Supplied information:
----
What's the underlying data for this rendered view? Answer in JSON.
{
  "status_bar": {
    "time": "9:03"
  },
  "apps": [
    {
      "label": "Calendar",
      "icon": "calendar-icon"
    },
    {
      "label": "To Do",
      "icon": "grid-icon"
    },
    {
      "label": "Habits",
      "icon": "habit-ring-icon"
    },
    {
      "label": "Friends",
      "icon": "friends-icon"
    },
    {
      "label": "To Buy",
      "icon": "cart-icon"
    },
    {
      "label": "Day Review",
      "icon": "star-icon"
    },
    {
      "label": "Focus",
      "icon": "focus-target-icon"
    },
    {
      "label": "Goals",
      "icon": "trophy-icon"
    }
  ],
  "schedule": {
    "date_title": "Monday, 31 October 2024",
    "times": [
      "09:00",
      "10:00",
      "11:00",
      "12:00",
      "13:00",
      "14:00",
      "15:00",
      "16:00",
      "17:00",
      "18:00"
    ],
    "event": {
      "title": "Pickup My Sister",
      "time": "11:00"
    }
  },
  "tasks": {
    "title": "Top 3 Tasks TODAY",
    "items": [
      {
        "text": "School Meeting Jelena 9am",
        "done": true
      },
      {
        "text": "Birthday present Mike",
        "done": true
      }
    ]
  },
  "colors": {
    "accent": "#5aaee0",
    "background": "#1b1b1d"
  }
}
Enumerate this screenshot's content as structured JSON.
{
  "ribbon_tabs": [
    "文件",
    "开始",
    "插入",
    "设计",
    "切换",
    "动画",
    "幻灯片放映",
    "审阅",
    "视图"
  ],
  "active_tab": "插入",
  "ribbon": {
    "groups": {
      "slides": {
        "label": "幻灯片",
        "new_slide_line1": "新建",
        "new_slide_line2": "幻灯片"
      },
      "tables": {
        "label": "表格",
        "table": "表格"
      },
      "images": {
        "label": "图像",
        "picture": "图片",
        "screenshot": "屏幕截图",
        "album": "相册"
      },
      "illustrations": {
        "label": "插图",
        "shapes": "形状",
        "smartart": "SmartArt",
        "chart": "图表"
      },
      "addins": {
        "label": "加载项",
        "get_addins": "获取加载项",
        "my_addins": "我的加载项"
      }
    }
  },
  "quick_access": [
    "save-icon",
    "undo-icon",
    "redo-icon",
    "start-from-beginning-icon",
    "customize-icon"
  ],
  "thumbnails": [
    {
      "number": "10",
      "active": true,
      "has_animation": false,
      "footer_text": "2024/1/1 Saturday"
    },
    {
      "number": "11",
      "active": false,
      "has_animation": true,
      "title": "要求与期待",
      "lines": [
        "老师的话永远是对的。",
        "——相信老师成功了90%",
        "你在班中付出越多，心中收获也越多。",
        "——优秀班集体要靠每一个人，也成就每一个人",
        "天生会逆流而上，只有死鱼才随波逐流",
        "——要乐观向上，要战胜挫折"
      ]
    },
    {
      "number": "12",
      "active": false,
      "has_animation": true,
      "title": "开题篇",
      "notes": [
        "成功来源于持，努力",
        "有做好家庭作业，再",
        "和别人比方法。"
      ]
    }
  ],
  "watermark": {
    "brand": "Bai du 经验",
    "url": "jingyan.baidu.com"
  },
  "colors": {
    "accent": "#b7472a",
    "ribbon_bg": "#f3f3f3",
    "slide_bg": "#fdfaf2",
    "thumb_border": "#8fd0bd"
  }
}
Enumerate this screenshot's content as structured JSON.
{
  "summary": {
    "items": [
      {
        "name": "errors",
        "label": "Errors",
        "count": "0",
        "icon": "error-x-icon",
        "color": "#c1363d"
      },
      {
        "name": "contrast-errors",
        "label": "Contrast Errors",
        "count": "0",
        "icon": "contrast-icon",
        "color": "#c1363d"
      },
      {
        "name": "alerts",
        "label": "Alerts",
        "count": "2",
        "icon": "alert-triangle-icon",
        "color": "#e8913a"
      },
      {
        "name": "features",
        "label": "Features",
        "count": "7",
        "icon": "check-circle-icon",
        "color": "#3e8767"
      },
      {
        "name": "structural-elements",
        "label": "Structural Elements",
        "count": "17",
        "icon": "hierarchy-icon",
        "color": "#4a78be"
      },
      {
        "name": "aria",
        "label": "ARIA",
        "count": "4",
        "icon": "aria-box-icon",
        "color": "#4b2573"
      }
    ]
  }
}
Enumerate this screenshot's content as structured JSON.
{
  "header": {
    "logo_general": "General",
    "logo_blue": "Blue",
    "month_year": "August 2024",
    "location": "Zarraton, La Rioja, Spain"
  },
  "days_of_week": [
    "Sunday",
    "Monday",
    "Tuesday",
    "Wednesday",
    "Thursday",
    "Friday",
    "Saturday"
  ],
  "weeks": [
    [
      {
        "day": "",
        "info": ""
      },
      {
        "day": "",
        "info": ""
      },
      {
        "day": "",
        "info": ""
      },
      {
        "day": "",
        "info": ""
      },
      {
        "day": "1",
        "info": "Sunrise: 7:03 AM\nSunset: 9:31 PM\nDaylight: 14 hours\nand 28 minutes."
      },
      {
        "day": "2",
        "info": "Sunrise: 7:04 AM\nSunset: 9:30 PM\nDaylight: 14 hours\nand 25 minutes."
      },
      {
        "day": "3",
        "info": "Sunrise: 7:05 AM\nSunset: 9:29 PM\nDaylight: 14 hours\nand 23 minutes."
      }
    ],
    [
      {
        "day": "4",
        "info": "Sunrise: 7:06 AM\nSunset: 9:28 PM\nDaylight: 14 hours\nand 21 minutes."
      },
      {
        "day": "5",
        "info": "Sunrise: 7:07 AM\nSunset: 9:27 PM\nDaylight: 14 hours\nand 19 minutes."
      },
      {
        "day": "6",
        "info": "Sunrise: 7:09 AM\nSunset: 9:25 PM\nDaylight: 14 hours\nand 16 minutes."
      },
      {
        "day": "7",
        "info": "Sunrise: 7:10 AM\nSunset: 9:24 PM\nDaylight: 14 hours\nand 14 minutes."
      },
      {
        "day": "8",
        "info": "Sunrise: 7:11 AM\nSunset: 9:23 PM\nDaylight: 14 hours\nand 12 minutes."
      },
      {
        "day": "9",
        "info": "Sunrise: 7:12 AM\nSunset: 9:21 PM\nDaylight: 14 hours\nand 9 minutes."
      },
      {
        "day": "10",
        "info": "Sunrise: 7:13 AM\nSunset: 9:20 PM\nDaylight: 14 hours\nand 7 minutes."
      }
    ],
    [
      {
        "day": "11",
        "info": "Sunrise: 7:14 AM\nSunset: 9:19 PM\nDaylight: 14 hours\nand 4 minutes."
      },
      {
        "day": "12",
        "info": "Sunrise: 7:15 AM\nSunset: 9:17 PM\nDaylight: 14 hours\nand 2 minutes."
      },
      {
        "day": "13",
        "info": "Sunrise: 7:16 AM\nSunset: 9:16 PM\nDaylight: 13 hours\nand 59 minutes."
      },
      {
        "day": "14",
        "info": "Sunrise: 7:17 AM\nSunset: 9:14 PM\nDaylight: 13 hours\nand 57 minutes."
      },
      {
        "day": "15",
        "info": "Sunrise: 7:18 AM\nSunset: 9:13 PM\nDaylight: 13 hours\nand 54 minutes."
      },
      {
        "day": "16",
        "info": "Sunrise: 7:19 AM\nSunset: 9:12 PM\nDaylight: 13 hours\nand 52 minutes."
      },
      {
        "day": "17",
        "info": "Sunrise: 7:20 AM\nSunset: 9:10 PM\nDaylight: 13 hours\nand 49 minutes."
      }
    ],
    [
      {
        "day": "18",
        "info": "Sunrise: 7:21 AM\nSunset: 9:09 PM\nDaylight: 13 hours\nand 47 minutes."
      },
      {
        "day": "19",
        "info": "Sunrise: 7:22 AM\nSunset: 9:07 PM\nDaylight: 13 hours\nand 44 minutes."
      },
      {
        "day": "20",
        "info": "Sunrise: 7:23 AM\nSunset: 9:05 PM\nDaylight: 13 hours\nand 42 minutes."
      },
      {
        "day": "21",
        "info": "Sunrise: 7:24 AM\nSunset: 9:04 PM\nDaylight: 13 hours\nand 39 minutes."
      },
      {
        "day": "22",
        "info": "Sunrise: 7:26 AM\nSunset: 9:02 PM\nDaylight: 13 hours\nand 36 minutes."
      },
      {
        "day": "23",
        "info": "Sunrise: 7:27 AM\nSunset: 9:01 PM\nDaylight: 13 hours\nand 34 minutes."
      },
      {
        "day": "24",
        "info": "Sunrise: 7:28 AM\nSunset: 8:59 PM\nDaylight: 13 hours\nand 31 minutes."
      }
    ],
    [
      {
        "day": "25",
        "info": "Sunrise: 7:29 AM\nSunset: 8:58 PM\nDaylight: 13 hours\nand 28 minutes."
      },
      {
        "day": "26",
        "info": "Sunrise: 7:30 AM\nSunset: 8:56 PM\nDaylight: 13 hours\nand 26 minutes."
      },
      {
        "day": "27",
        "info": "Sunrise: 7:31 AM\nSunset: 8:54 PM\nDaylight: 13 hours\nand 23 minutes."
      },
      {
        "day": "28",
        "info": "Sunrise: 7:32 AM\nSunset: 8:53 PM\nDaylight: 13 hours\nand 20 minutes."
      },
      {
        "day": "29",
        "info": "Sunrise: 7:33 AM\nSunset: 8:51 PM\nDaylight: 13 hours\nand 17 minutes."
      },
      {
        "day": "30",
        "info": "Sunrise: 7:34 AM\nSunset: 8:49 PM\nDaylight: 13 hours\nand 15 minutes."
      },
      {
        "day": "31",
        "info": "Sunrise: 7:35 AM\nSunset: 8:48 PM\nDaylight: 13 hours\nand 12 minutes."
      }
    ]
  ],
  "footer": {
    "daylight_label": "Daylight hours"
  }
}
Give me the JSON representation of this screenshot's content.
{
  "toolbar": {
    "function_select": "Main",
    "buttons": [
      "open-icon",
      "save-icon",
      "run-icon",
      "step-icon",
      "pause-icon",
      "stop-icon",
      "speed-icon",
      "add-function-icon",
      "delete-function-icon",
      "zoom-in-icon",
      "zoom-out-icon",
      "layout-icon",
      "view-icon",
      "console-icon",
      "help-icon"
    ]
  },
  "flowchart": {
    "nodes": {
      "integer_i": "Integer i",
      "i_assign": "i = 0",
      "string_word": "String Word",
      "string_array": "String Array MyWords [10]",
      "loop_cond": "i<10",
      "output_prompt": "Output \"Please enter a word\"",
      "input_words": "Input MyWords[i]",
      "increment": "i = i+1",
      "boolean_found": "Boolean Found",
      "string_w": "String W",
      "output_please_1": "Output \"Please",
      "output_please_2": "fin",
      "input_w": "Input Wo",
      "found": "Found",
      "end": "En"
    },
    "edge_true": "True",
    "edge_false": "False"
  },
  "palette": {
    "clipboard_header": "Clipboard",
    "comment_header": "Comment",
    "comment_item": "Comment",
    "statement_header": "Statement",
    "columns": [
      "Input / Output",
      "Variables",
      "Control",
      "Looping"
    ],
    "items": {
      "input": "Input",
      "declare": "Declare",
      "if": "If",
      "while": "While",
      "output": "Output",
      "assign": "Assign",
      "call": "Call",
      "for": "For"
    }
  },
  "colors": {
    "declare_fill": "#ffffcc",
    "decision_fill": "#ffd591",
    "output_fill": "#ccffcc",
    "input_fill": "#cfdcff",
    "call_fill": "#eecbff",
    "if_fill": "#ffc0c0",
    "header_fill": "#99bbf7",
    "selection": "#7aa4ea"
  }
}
----
Find the word "count" in the data and copy out each line where it turns up.

        "count": "0",
        "count": "0",
        "count": "2",
        "count": "7",
        "count": "17",
        "count": "4",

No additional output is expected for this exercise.